▸ **Exercise brief**: Show all lines holding the string "time".

(Extracted data entries)

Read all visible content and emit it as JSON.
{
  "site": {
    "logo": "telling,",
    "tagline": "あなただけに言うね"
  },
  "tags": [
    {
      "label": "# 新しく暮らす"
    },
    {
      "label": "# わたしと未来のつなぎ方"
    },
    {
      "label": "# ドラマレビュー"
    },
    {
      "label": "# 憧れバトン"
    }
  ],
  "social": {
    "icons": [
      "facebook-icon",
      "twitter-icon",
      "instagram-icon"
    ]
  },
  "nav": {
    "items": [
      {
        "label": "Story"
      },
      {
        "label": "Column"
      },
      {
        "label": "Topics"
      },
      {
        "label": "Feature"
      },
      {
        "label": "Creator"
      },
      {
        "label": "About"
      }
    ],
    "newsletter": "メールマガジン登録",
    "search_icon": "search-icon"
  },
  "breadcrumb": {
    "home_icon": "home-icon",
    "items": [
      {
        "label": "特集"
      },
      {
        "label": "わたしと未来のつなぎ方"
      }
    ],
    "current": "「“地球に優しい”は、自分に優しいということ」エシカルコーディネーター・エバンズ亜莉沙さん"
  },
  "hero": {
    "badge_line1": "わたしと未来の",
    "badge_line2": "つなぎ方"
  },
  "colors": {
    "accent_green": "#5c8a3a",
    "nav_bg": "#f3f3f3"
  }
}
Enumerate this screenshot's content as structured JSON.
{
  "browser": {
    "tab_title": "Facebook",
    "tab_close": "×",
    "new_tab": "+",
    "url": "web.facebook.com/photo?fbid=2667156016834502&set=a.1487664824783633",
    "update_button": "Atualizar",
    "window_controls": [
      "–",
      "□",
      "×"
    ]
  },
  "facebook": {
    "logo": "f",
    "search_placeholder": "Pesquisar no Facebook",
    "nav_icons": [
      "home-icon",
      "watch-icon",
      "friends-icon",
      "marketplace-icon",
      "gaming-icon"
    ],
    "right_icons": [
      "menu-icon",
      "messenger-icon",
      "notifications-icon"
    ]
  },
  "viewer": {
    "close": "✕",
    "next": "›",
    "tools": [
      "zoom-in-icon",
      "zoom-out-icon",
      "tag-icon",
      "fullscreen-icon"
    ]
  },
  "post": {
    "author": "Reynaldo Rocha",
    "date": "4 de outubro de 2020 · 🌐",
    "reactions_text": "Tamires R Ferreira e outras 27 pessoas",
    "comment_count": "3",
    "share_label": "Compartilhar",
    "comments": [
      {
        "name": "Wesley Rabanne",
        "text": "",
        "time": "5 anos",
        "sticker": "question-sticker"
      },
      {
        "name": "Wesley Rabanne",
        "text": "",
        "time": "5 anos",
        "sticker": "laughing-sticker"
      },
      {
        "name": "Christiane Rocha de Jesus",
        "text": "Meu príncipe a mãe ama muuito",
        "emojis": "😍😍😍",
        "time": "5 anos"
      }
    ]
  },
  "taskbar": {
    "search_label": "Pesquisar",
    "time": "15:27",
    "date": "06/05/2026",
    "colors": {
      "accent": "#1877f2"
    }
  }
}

▸ **Response to this task**:
        "time": "5 anos",
        "time": "5 anos",
        "time": "5 anos"
    "time": "15:27",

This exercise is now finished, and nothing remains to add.